— start —

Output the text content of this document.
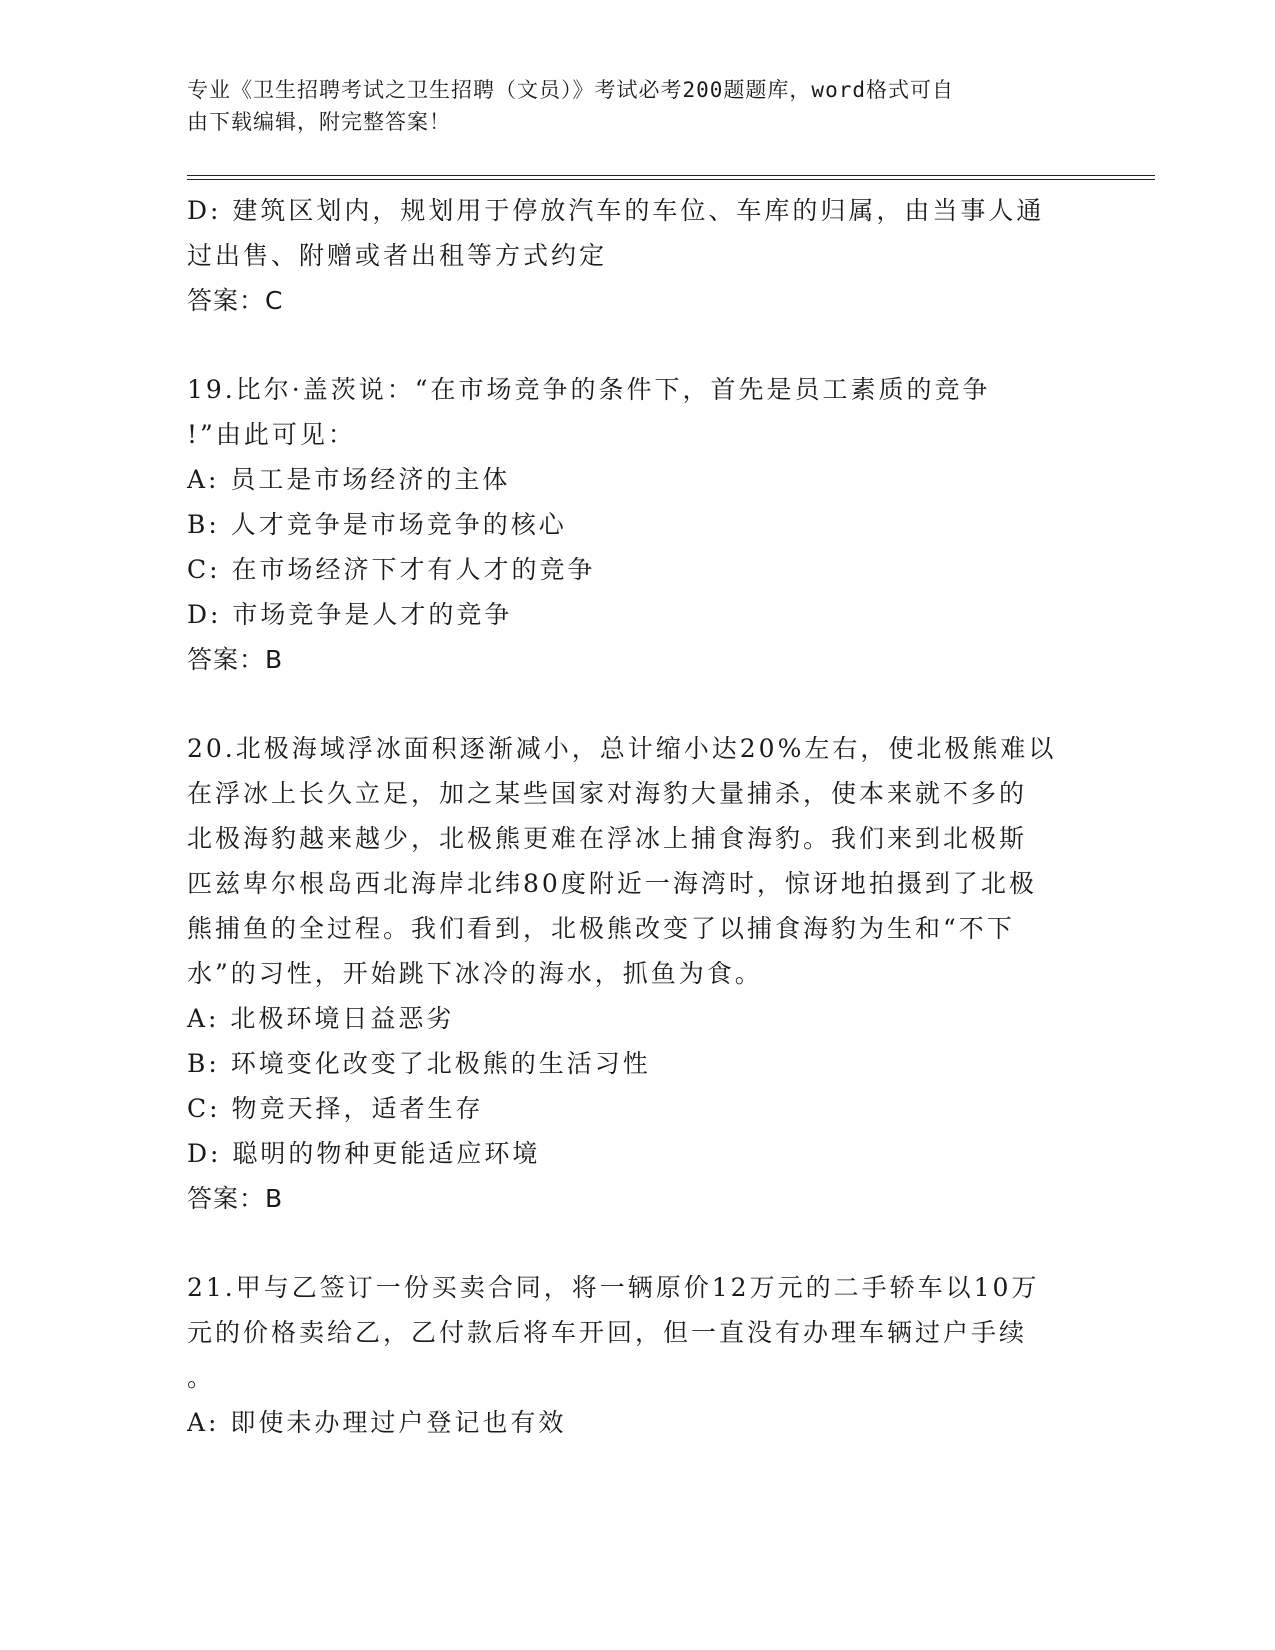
专业《卫生招聘考试之卫生招聘（文员）》考试必考200题题库，word格式可自
由下载编辑，附完整答案！
D: 建筑区划内，规划用于停放汽车的车位、车库的归属，由当事人通
过出售、附赠或者出租等方式约定
答案：C
19.比尔·盖茨说：“在市场竞争的条件下，首先是员工素质的竞争
!”由此可见：
A: 员工是市场经济的主体
B: 人才竞争是市场竞争的核心
C: 在市场经济下才有人才的竞争
D: 市场竞争是人才的竞争
答案：B
20.北极海域浮冰面积逐渐减小，总计缩小达20%左右，使北极熊难以
在浮冰上长久立足，加之某些国家对海豹大量捕杀，使本来就不多的
北极海豹越来越少，北极熊更难在浮冰上捕食海豹。我们来到北极斯
匹兹卑尔根岛西北海岸北纬80度附近一海湾时，惊讶地拍摄到了北极
熊捕鱼的全过程。我们看到，北极熊改变了以捕食海豹为生和“不下
水”的习性，开始跳下冰冷的海水，抓鱼为食。
A: 北极环境日益恶劣
B: 环境变化改变了北极熊的生活习性
C: 物竞天择，适者生存
D: 聪明的物种更能适应环境
答案：B
21.甲与乙签订一份买卖合同，将一辆原价12万元的二手轿车以10万
元的价格卖给乙，乙付款后将车开回，但一直没有办理车辆过户手续
。
A: 即使未办理过户登记也有效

— end —

What you are asked to do:
Reproduce the material in its entirety and word for word, without the pictures.

Result:
Output the text content of this document.
专业《卫生招聘考试之卫生招聘（文员）》考试必考200题题库，word格式可自
由下载编辑，附完整答案！
D: 建筑区划内，规划用于停放汽车的车位、车库的归属，由当事人通
过出售、附赠或者出租等方式约定
答案：C
19.比尔·盖茨说：“在市场竞争的条件下，首先是员工素质的竞争
!”由此可见：
A: 员工是市场经济的主体
B: 人才竞争是市场竞争的核心
C: 在市场经济下才有人才的竞争
D: 市场竞争是人才的竞争
答案：B
20.北极海域浮冰面积逐渐减小，总计缩小达20%左右，使北极熊难以
在浮冰上长久立足，加之某些国家对海豹大量捕杀，使本来就不多的
北极海豹越来越少，北极熊更难在浮冰上捕食海豹。我们来到北极斯
匹兹卑尔根岛西北海岸北纬80度附近一海湾时，惊讶地拍摄到了北极
熊捕鱼的全过程。我们看到，北极熊改变了以捕食海豹为生和“不下
水”的习性，开始跳下冰冷的海水，抓鱼为食。
A: 北极环境日益恶劣
B: 环境变化改变了北极熊的生活习性
C: 物竞天择，适者生存
D: 聪明的物种更能适应环境
答案：B
21.甲与乙签订一份买卖合同，将一辆原价12万元的二手轿车以10万
元的价格卖给乙，乙付款后将车开回，但一直没有办理车辆过户手续
。
A: 即使未办理过户登记也有效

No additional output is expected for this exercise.